● **Document text**
──────
Compilation album by Watchtower
- Released: July 31, 2002
- Recorded: 1983–1987
- Genre: Progressive metal; technical thrash metal;
- Length: 75:49
- Label: Rockadrome Monster

Watchtower chronology
| Control and Resistance (1989) | Demonstrations in Chaos (2002) | Concepts of Math: Book One (2016) |

= Demonstrations in Chaos =

Demonstrations in Chaos is a 2002 archives release by progressive metal band Watchtower, containing various early recordings that span the years 1983 to 1987.

The first 7 songs on the album were recorded in the summer of 1983 for the intended original version of Energetic Disassembly; it was scrapped when B.O.S.S. (short for Bob O'Neill Sound Studios) and its label, Rainforest Records, went under. All 7 tracks, plus "Violent Change", were re-cut for the 1985 Zombo Records release.
──────
● **Data provided**

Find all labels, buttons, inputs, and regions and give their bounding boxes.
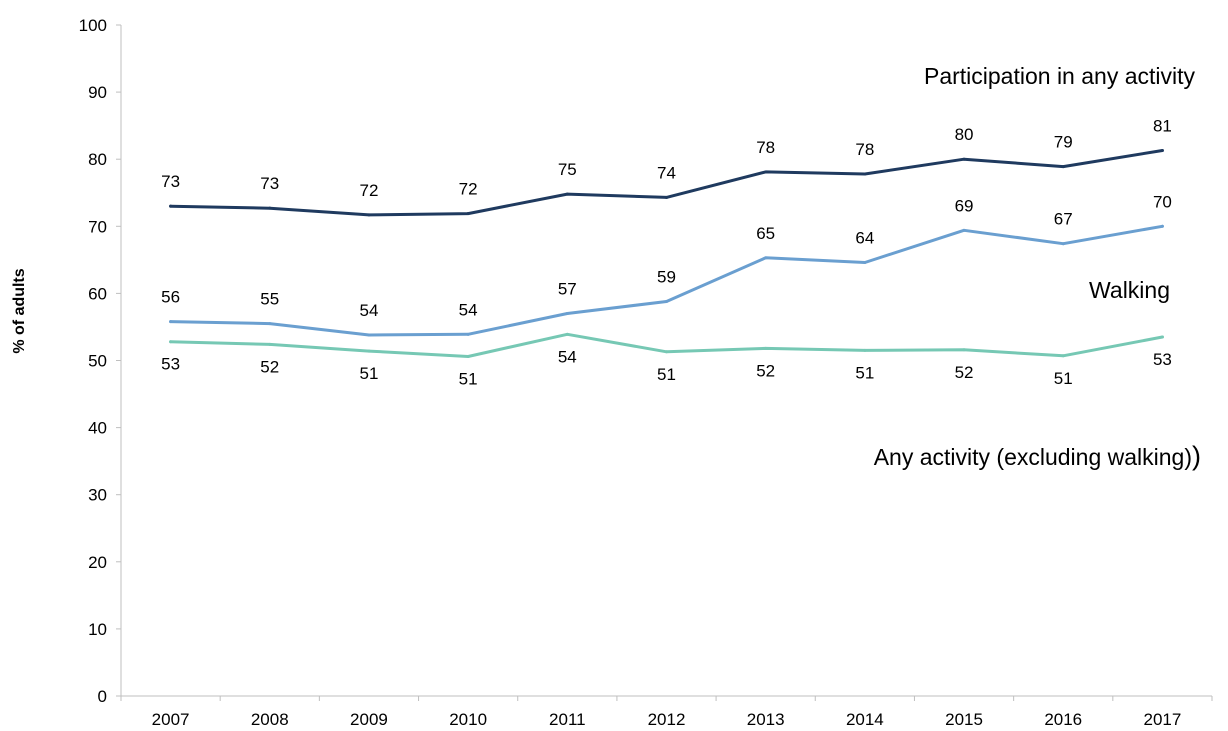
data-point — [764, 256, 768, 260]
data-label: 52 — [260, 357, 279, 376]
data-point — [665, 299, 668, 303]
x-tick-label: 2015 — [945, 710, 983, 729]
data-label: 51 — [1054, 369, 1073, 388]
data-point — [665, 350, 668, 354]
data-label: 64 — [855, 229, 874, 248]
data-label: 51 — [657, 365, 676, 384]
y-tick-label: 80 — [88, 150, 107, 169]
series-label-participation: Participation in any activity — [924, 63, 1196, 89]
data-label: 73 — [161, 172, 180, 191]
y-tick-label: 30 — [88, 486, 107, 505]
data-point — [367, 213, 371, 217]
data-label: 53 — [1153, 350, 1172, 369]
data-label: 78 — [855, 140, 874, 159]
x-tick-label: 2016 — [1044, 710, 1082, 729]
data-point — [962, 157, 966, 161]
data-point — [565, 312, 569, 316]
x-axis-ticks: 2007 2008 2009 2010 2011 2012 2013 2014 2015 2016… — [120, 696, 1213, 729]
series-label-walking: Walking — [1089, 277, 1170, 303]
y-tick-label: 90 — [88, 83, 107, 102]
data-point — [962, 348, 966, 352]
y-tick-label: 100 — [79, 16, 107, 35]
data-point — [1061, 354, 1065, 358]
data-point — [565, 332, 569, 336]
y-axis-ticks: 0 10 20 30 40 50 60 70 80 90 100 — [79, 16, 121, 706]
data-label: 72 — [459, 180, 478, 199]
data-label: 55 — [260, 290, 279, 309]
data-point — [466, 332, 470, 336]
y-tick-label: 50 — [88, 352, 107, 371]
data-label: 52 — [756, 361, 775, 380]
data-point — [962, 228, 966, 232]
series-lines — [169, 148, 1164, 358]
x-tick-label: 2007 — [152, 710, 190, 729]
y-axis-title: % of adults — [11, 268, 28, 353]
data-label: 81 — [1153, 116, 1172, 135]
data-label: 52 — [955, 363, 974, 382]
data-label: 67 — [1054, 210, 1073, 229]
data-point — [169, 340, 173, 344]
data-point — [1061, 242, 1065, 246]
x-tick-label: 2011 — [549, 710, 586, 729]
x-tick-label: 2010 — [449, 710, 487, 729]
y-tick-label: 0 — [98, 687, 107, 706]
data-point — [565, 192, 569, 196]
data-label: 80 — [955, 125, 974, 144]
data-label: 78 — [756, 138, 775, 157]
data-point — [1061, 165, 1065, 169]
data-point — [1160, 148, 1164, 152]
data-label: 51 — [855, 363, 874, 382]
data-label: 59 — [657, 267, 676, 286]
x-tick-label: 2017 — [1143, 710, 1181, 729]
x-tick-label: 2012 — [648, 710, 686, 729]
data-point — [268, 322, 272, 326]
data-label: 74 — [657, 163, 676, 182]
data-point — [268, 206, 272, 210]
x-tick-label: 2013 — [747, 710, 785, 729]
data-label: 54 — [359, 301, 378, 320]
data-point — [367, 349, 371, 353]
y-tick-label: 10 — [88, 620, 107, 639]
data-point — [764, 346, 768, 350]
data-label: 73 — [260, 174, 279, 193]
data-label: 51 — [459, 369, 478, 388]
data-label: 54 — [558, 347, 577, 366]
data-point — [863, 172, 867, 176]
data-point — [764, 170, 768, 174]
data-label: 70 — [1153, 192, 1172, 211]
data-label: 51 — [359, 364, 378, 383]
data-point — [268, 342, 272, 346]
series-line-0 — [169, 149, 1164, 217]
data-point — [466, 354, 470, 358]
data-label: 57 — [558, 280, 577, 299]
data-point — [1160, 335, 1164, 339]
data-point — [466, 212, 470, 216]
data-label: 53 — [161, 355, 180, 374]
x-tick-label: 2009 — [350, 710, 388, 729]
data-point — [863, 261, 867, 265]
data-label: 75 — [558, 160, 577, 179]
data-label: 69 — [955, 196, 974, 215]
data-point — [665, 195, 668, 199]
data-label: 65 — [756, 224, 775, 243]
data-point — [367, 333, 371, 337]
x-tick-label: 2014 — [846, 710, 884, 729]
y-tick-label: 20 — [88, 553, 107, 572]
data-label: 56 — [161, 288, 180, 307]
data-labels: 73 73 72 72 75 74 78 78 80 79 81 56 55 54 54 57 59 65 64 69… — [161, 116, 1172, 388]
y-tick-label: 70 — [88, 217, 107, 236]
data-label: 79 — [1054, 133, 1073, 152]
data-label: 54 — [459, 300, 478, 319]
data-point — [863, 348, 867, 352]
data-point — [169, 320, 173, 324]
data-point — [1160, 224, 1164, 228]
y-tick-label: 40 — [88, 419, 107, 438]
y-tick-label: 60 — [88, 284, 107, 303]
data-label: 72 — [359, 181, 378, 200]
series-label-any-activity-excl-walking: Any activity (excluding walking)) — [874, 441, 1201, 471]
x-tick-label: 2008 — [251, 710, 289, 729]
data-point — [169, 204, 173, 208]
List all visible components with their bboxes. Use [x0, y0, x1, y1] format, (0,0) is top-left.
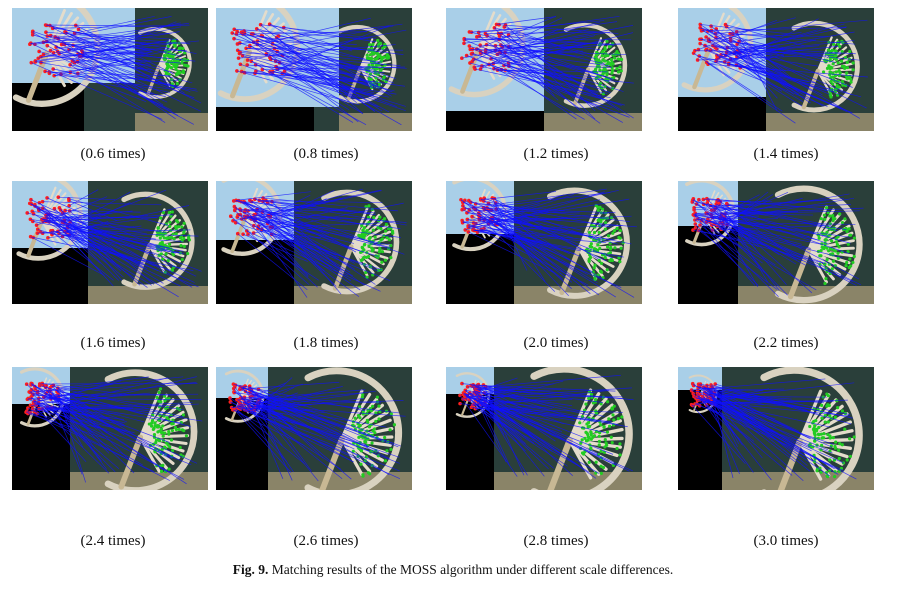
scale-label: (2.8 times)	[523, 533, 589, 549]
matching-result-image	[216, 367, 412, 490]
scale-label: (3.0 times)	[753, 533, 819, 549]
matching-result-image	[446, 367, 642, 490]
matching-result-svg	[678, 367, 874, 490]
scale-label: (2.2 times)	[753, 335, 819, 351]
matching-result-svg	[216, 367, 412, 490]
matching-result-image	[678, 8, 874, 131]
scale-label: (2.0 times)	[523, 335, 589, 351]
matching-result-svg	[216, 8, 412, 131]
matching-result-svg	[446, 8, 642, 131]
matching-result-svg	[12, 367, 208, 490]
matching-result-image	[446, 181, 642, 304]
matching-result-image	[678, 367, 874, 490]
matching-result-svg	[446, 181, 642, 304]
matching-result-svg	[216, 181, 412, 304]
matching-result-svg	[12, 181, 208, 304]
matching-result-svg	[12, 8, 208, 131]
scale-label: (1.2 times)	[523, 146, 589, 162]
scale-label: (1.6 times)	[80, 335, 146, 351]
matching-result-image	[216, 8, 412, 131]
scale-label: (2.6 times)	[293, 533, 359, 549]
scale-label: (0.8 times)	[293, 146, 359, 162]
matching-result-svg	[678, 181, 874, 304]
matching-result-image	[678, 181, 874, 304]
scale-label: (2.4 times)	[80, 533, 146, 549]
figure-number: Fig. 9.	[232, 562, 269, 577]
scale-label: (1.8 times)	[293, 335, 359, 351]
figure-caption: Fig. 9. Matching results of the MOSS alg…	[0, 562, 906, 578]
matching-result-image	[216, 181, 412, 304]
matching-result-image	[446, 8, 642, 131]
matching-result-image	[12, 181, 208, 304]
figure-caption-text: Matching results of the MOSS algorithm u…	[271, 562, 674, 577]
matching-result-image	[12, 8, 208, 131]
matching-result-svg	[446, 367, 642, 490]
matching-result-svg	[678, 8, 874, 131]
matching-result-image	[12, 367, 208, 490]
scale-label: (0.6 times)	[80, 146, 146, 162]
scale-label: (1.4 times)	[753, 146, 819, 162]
──────
● **List of tasks**
• a. Decide whether each statement agrees with the text about Demonstrations in Chaos: (i) the album's first 7 songs were recorded in the summer of 1983; (ii) Rainforest Records put out the 1985 release of the re-cut tracks; (iii) B.O.S.S. is short for Bob O'Neill Sound Studios. Answer yes or no for each and quote the deciding words.
• b. Carry on the text about Demonstrations in Chaos, picking up right after its final sentence.
The material has no connection to the text about Demonstrations in Chaos.

● **Responses by task**
• a.
(i) Yes: "The first 7 songs on the album were recorded in the summer of 1983"
(ii) No: "re-cut for the 1985 Zombo Records release"
(iii) Yes: "B.O.S.S. (short for Bob O'Neill Sound Studios)"

• b.
Professional ratings
Review scores
| Source | Rating |
| Allmusic | Star |

==Track listing==
1. "Meltdown" - 4:03
2. "Asylum" - 4:00
3. "Argonne Forest" - 4:52
4. "Social Fears" - 4:43
5. "Tyrants in Distress" - 6:00
6. "Energetic Disassembly" - 5:21
7. "Cimmerian Shadows" - 6:44
8. "The Eldritch" (demo version) - 3:10
9. "Instruments of Random Murder" (demo version) - 3:50
10. "Hidden Instincts" (demo version) - 4:43
11. "The Fall of Reason" (demo version) - 6:55
12. "Control and Resistance" - 7:02
13. "Cathode Ray Window" - 6:06
14. "Ballad Assassin" (live) - 4:12
15. "Meltdown" ('Cottage Cheese From the Lips of Death' version) - 3:58

All songs composed by Doug Keyser; except 10. "Hidden Instincts", which is composed by Ron Jarzombek and Doug Keyser, and 14. "Ballad Assassin", which is composed by Watchtower.

==Band line-up==
- Jason McMaster - vocals
- Billy White - guitars (tracks 1–7; 12–15)
- Ron Jarzombek - guitars (tracks 8–11)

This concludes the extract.